--- start of ARTICLE ---
So we walk away, further enlightened, some of us will look at St. Paul in a new light (Galatians 3:28), some will visit (revisit) John McGahern’s books (and Leonard Cohen!); others may ask our Catholic schools what being a Catholic school actually means to them.. John McHale and Nano Nagle might be worth looking up..
“Extra-institutional religion” might become a more widely used expression. Culture Wars are not computer games and a walk along an Irish Pilgrim Path/Camino looks quite inviting. We may look at bible stories only as metaphors, an insight into mystery rather than absolute doctrine, and may chuckle at Mark Patrick’s Latin phrases as he asks what happened to the Priesthood of the Laity. We learned something new about 15% of the natural world and that “true tradition” is the past alive in the present. We understand why the internet cannot mask the underlying problems in the Institutional church. We can look to South Africa for examples of involving the Laity in adult faith formation whilst wondering what is to be done about administering the Eucharist “our daily bread” in the future.
It was very clear many years of people’s lives went into these papers, so Thank You all. I wish that talks such as these could somehow be structured so that they could be given in parish centres. I enjoy attending some prayer meetings but feel that they should not be stand-alone, we need both types of meetings to ensure that we are all well-informed in all aspects of our Catholic Faith.
Next time maybe the bishops will come along, listen and walk away re-energised.. it get’s lonely at the top..

Panel 1 – Scriptural, literary and journalistic representations of Irish Catholicism
Eugene O’Brien presented St. Paul to us as a radical and messianic thinker who prized justice above the law and how this thinking gradually became domesticated and enculturated into a very conservative Catholic Church.
Eamon Maher presented an interpretation of John McGahern’s representation of religion. We were given a short history of McGahern and with examples from his books brought back to a time that most of us can remember and identify with. Paul Butler provided these representations through the camera lens ad music.
Grace Neville asked the question “how Catholic is contemporary Ireland?”. Grace explored this question in the field of Education and provided some insights as to how certain Catholic schools represent themselves on their websites in order to pinpoint what the term “Catholic” now means in modern Ireland.
Finally Professor Dermot Keogh provided a fascinating study of The Catholic Church and the Irish State. This study reflected how the Irish State, in its infancy, was so dependant upon the Catholic Church to provide , Education and health services along with borstals, orphanages etc. and the influence the Catholic church maintained in the years thereafter.
Summary
Today was a day for mostly Irish speakers
4 panelists led us through this session. Eugene O’Neill ,Eamonn Maher together with Paul Butler ,Grace Neville and finally Professor Dermot Keogh.
We were presented with how the radical messages of St. Paul was changed to suit a more conservative Church. We were then introduced or reminded of the John McGahern’s works and how they are replete with Catholic imagery and rituals, together with photographs and music to complete this study. We moved on to our education system and Grace shares her insights into her research on how Catholic schools describe themselves in modern day communications.
Professor Dermot Keogh provided the first keynote speech giving us a comprehensive history of the influence and control that the Catholic Church enjoyed especially since the state began.
--- end of ARTICLE ---
--- start of DATASET ---
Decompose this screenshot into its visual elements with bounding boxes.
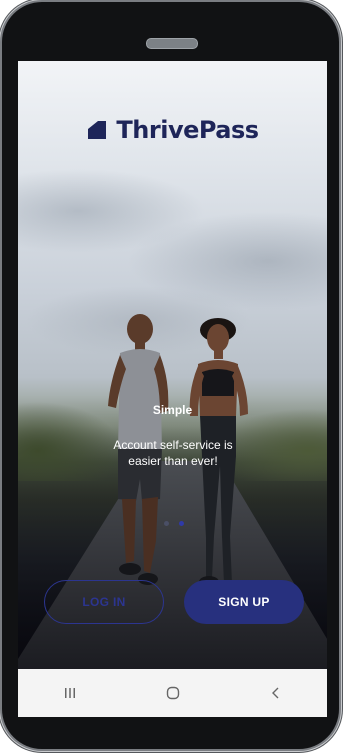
--- end of DATASET ---
--- start of DATASET ---
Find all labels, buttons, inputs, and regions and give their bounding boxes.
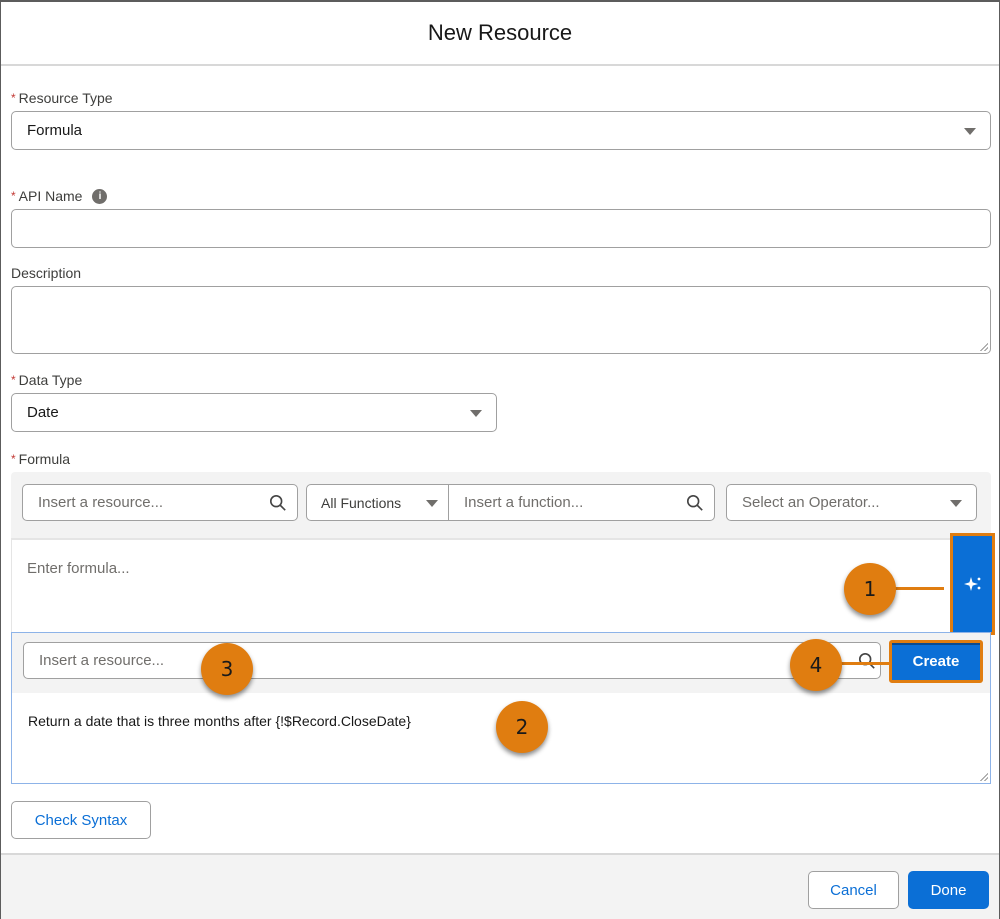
--- end of DATASET ---
EXERCISES:
**A.** In the reflection on Irish Catholicism, why does the writer hold that prayer meetings should not stand alone? Answer in one to three sentences.
**B.** Write the next part of the reflection on Irish Catholicism, continuing from its final sentence.

TASK RESULTS:
**A.** The writer holds that both prayer meetings and talks like those at the conference are needed. Together they ensure that everyone is well-informed in all aspects of the Catholic Faith.

**B.**
In the afternoon we have the pleasure of Panel 2 – Clerical Voices (3 voices!)
Patrick Claffey introduces John McHale as Ireland first liberation theologian (a political Faith) and contrasts this withthe Ultramontanism of Cardinal Paul Cullen. Tony Flannery suggests that too much Doctrine has destroyed mystery and people will no longer accept this kind of teaching from the Church. Mark Patrick Hederman provides us with an understanding of the clerical oligarchy.
We ended the day with another key-note, Dr. Gladys Ganielasking “Understanding Post-catholic Ireland:Does religion still matter? Based on a 3 year study Gladys showed us the various ways in which religion still matters on this Island.
Day 2 opened with Panel 3 -Mapping paths and strategies for Irish Catholicism
Michael Cronin started the day with a very interesting talk on Irish Catholicism and Culture Wars.
We have a right to practise our faith and be allowed to do so in our social and public life.
Deborah Vandewoude, our first French panellist showed us that even as Church numbers decline there is a growing interest in spiritual walks and traditional pilgrimages. The Camino is growing in popularity year on year and the same can be achieved in Ireland with proper management.
Angela Hanley found reasons as to why same-sex marriage need not be a problem for the Catholic Church. She explained Hetorosexism and how we can live in “true tradition” i.e. the past alive in the present.
Professor Catherine Maignant gave a thought-provoking keynote speech on The “digital continent”: an escape route for a Church in crisis. Catherine examined the ways in which the digital strategy, understood as a pastoral but also marketing strategy has been implemented in Ireland. We also examined how it could be viewed going forward and indeed the impact of Algorithms on marketing strategies.

Panel 4 – Stereotypes, formation and finding a way forward
Colum Kenny addressed the issue of nuns in our present daysociety. He looked at our history of how the male Episcopal authority felt superior to nuns, of brave women like Nano Nagle.

Our third French speaker Alexandra Slaby looked at Adult faith formation initiatives and assessed them in relation to the very particular Irish relationship between faith and reason. The approaches to AFF initiatives in France and South Africa with the involvement of the Laity were also discussed as part of Alexandra’s study.

Finally , Fainche Ryan asked the question : Without the Eucharist , who are We?

Fainche relayed her experiences of living in Africa where a priest could only visit a parish once a year to say Mass and asked what do the established Church see as the most important , having fewer celibate priests able to administer the Eucharist or looking beyond this model to enable the faithful to receive the Eucharist on a daily basis as in the prayer The “Our Father”.

We had some questions, comments and discussions at the end of each panel which brought up even more interesting insights into how the Catholic Church in Ireland sees itself today and how it might be in the future.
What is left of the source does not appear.